↓↓↓

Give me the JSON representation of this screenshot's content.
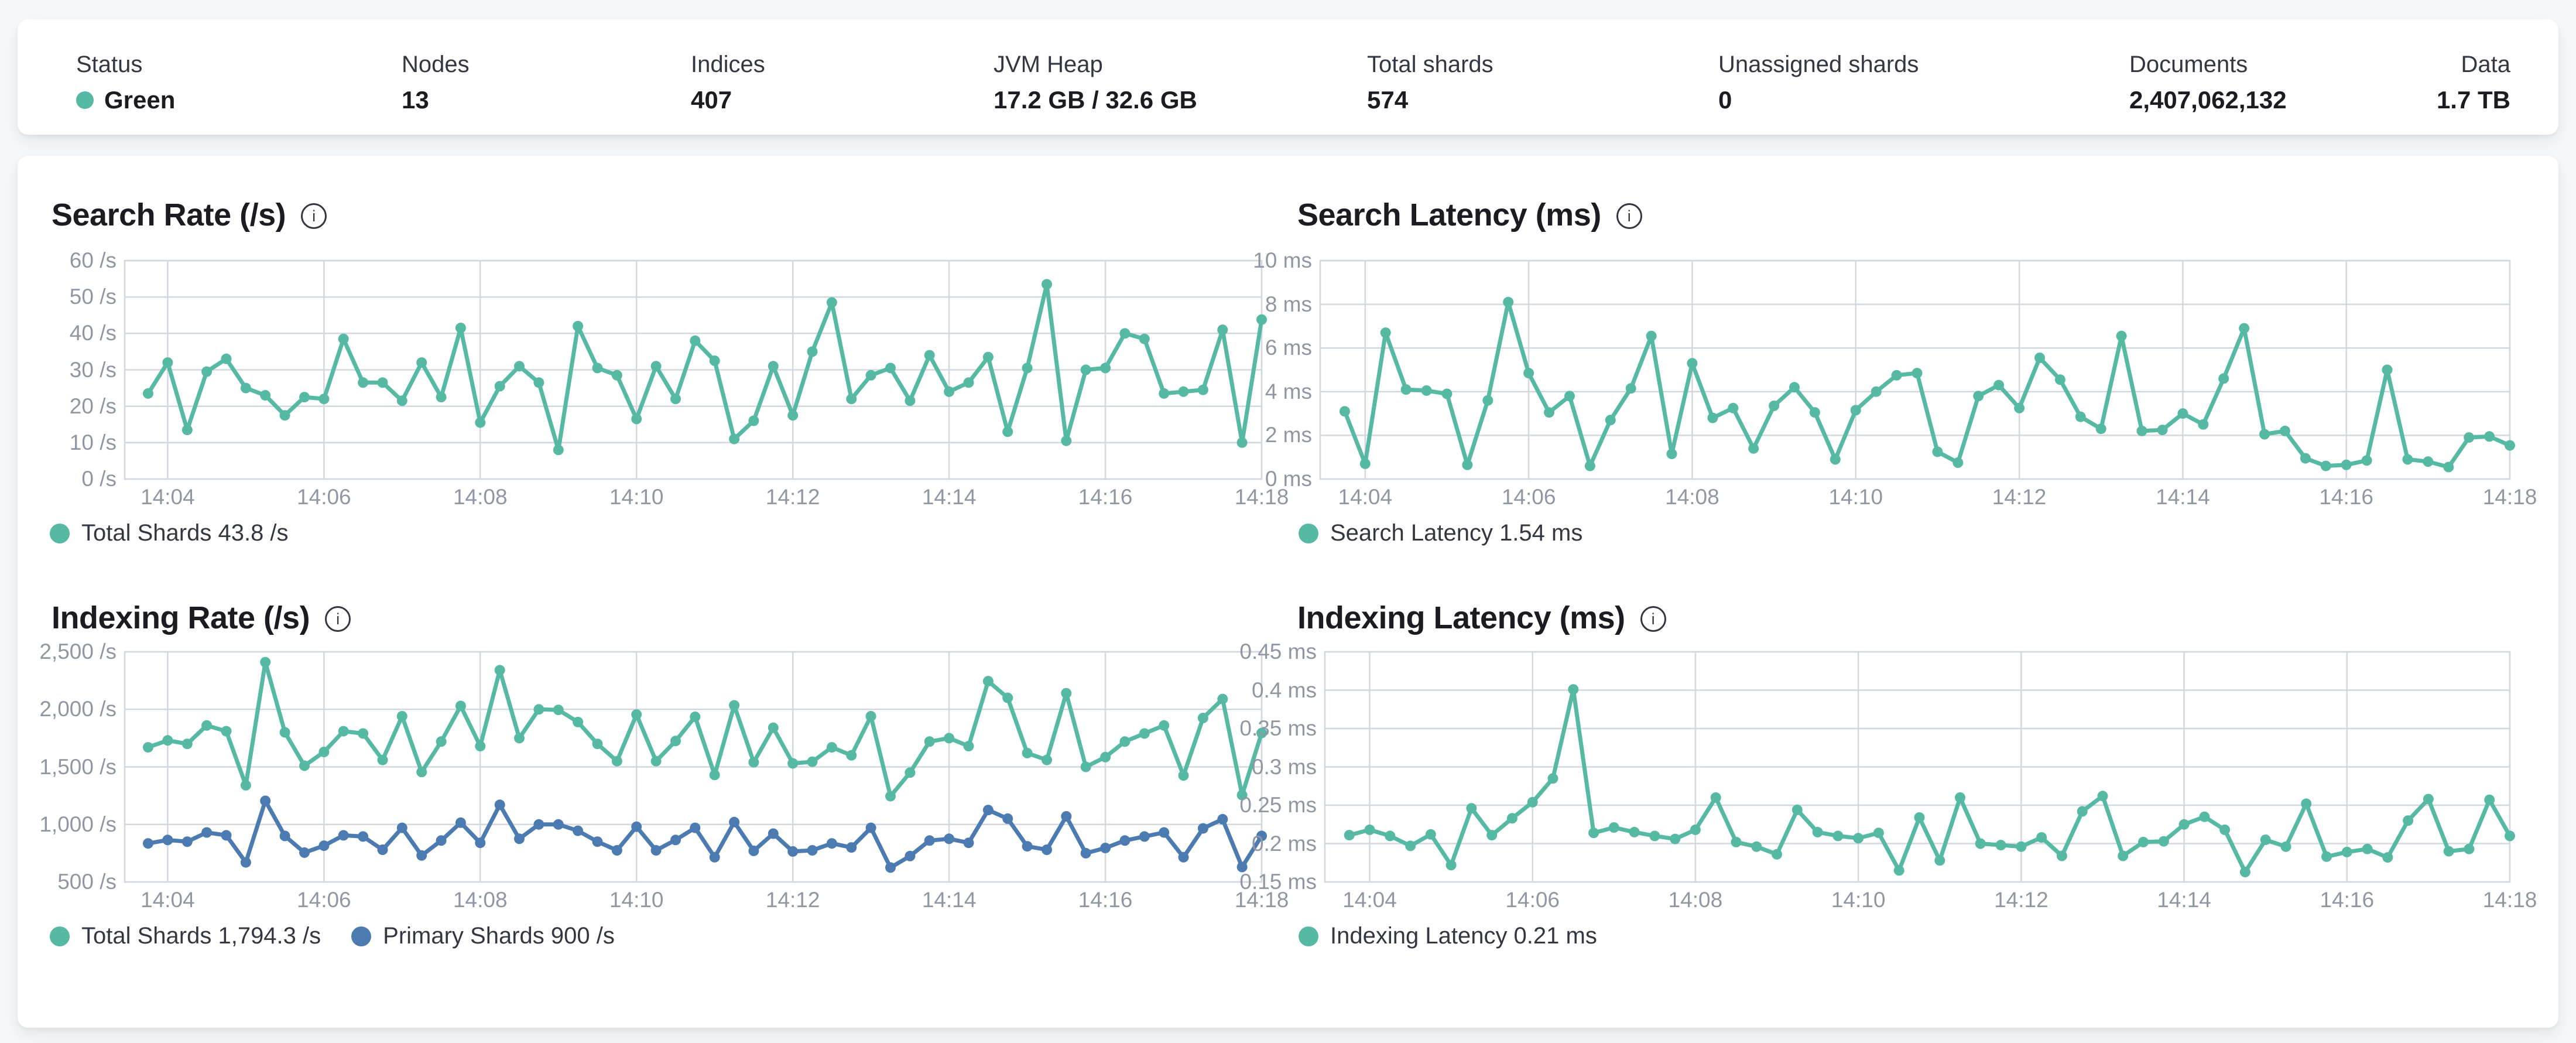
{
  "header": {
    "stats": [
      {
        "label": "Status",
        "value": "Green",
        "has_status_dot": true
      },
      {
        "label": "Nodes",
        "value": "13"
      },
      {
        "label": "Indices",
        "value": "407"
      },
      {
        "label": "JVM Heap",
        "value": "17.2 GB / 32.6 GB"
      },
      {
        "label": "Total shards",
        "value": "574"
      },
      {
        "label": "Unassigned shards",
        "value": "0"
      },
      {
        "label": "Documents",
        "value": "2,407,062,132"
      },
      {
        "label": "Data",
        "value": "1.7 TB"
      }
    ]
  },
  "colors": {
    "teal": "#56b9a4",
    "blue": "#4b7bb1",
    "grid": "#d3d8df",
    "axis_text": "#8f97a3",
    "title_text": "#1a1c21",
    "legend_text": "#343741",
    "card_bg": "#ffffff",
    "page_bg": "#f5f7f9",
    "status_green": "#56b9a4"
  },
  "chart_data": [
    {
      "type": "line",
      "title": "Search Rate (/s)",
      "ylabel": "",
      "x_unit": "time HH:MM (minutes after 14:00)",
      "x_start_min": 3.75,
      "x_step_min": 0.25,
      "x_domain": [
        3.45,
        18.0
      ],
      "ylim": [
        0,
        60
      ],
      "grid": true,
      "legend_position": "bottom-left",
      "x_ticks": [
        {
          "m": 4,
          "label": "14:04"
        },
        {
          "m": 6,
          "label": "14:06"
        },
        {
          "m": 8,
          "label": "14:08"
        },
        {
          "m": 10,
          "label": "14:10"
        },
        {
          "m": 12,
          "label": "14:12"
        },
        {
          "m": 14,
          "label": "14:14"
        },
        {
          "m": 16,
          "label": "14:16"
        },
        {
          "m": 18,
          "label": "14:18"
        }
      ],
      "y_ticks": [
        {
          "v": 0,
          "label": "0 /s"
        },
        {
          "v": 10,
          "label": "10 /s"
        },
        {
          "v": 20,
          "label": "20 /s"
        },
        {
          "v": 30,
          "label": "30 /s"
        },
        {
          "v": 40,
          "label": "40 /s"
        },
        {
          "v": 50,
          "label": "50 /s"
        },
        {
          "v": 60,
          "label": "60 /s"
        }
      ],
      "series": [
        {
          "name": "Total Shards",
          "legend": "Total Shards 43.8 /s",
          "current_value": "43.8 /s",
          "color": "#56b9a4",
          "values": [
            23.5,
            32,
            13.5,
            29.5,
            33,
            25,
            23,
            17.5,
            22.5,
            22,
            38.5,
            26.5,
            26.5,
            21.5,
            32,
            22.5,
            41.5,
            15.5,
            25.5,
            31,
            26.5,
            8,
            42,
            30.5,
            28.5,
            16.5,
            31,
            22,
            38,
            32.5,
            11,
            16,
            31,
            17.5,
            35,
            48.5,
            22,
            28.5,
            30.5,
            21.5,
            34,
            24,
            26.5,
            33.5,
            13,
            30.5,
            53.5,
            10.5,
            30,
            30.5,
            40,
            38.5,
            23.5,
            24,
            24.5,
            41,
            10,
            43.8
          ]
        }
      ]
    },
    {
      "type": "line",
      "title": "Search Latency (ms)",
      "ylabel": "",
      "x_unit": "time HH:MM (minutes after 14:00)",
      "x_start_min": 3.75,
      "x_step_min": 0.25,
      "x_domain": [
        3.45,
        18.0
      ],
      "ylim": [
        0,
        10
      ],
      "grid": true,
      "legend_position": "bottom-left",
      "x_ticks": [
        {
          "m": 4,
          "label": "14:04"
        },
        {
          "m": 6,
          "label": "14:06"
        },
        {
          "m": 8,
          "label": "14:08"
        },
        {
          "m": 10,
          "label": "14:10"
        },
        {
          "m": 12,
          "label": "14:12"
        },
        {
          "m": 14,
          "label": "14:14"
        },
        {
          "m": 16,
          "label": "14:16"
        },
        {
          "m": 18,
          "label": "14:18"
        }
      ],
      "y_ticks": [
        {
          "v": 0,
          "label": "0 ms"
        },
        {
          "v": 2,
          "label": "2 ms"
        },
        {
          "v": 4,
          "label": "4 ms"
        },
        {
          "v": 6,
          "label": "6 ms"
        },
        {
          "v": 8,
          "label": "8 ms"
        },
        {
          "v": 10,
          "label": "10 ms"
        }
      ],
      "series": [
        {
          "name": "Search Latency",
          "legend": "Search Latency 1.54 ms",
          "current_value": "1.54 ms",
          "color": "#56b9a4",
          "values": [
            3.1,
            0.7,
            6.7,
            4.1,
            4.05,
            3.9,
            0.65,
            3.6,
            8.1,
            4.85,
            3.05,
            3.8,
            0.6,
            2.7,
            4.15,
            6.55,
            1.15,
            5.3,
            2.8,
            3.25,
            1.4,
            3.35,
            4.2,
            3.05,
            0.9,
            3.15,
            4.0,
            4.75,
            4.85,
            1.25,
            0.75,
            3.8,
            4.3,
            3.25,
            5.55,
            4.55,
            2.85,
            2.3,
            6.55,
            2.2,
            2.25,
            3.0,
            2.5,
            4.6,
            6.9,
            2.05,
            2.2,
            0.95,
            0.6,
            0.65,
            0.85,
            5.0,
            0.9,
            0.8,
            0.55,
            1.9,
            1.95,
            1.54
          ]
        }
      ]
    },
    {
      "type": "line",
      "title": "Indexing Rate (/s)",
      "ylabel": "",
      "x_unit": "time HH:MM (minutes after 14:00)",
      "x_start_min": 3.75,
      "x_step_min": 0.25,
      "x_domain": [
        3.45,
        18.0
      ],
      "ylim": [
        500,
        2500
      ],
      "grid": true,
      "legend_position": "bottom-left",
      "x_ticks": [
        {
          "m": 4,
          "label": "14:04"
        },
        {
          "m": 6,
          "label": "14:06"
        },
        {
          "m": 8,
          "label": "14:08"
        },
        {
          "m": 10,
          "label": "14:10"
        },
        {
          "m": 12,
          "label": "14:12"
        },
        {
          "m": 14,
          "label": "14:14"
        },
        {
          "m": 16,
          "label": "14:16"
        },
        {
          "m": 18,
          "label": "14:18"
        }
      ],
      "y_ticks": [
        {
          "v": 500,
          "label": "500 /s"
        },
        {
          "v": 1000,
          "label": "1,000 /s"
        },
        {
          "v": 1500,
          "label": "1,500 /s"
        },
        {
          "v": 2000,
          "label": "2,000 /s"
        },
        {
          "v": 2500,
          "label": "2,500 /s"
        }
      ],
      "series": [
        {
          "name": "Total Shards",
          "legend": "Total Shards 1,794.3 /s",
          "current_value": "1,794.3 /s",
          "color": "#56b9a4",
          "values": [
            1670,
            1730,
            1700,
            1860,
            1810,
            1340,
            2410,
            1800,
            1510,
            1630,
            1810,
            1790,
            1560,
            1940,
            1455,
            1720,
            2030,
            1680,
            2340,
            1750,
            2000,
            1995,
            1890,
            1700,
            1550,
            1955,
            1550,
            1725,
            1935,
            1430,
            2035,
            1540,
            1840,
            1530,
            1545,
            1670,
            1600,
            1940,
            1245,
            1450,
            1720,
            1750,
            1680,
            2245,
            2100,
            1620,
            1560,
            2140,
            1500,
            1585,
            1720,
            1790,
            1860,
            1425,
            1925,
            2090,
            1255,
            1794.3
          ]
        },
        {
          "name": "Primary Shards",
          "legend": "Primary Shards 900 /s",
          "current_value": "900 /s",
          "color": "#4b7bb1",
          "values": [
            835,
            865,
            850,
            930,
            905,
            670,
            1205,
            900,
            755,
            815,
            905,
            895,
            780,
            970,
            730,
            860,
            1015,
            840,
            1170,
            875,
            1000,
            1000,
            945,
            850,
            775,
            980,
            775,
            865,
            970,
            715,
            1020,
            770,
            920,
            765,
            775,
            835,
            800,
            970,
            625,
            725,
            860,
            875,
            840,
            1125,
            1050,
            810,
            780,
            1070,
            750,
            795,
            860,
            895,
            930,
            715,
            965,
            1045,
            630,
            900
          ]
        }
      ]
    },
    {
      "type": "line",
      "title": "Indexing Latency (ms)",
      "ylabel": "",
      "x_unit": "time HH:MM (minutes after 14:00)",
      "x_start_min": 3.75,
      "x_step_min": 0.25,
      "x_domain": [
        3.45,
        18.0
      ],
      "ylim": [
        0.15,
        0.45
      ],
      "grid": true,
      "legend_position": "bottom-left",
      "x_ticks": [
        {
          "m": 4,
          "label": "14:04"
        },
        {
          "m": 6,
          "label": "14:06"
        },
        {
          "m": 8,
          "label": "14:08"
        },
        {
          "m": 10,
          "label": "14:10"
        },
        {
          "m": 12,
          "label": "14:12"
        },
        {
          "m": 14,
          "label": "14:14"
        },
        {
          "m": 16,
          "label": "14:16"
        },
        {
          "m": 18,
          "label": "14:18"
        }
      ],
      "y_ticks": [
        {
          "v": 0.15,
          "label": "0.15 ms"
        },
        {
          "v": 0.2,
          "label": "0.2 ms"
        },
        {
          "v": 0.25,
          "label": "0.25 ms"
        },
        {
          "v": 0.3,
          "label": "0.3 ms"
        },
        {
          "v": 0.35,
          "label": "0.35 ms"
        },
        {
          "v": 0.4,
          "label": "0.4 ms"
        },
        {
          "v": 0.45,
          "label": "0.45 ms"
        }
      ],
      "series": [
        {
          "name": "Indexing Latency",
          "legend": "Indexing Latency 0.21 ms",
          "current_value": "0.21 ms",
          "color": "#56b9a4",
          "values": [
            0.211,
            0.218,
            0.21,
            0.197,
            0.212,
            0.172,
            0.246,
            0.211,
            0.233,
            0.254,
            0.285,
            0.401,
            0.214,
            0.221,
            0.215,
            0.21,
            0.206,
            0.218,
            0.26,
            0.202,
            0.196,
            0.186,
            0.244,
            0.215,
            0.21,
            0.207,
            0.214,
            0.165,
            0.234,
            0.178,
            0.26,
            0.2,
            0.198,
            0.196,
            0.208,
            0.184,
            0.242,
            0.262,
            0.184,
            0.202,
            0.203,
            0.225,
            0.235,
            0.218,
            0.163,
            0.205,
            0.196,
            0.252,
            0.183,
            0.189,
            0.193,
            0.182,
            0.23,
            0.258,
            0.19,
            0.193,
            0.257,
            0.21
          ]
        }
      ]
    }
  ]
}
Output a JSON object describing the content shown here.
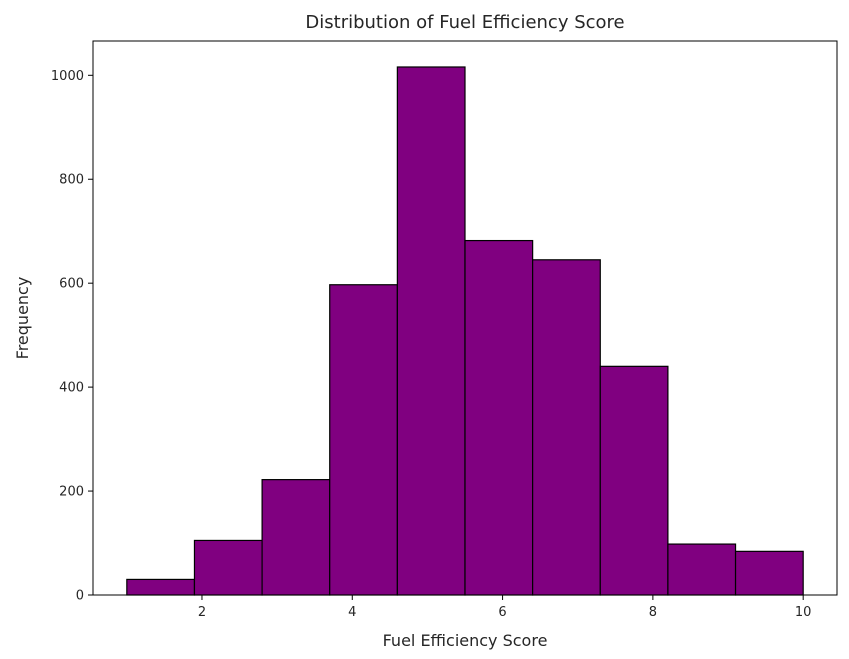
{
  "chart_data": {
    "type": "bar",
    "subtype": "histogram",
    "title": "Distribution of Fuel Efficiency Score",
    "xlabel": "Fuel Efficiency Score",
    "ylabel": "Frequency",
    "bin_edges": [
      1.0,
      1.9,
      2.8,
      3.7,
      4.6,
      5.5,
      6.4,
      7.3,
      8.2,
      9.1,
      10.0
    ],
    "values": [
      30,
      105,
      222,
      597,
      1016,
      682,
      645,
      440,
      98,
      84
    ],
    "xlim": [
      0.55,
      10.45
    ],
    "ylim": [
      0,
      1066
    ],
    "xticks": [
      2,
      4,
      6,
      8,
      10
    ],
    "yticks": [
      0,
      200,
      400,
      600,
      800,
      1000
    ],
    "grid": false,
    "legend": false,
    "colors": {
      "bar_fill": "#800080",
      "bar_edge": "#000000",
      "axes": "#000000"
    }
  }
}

↑↑↑

● **EXERCISE GOAL**:
Gather each line from the listing above that holds "Indexing".

● **OUTPUT FOR THIS EXERCISE**:
      "title": "Indexing Rate (/s)",
      "title": "Indexing Latency (ms)",
          "name": "Indexing Latency",
          "legend": "Indexing Latency 0.21 ms",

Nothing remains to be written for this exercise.